■ EXERCISE INSTRUCTIONS ■
Retype exactly the stretch of lines that begins at the line containing "Transcribe the text in this document." and ends at the last line of the data, with no other lines.

[Part of a data file]
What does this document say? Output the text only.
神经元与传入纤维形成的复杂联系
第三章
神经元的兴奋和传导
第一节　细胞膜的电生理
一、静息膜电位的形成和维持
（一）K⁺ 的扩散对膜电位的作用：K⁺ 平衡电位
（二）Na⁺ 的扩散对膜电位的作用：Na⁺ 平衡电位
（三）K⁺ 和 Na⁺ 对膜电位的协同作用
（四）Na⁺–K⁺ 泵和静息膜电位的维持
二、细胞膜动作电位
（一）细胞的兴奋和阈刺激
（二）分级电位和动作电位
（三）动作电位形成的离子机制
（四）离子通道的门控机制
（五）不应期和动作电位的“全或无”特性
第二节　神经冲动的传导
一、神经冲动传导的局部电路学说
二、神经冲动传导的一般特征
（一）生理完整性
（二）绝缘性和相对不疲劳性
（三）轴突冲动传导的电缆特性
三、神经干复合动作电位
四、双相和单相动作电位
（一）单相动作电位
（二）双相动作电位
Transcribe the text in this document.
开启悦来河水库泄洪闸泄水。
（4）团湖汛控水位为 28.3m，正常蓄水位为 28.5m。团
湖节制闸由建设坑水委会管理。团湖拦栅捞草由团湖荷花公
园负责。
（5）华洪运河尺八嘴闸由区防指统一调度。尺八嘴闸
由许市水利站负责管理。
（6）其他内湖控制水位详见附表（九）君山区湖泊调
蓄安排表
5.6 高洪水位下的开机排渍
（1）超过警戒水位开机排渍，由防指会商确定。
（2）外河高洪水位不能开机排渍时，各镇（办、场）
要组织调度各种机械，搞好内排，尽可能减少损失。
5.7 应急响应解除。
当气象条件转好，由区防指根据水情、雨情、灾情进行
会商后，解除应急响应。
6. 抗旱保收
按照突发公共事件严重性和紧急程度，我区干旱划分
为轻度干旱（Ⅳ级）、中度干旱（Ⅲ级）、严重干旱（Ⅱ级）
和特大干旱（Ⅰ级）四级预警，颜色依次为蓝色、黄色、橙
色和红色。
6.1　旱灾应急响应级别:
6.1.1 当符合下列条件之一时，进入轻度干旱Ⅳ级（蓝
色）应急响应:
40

■ SOLUTION FOR THIS TASK ■
Transcribe the text in this document.
开启悦来河水库泄洪闸泄水。
（4）团湖汛控水位为 28.3m，正常蓄水位为 28.5m。团
湖节制闸由建设坑水委会管理。团湖拦栅捞草由团湖荷花公
园负责。
（5）华洪运河尺八嘴闸由区防指统一调度。尺八嘴闸
由许市水利站负责管理。
（6）其他内湖控制水位详见附表（九）君山区湖泊调
蓄安排表
5.6 高洪水位下的开机排渍
（1）超过警戒水位开机排渍，由防指会商确定。
（2）外河高洪水位不能开机排渍时，各镇（办、场）
要组织调度各种机械，搞好内排，尽可能减少损失。
5.7 应急响应解除。
当气象条件转好，由区防指根据水情、雨情、灾情进行
会商后，解除应急响应。
6. 抗旱保收
按照突发公共事件严重性和紧急程度，我区干旱划分
为轻度干旱（Ⅳ级）、中度干旱（Ⅲ级）、严重干旱（Ⅱ级）
和特大干旱（Ⅰ级）四级预警，颜色依次为蓝色、黄色、橙
色和红色。
6.1　旱灾应急响应级别:
6.1.1 当符合下列条件之一时，进入轻度干旱Ⅳ级（蓝
色）应急响应:
40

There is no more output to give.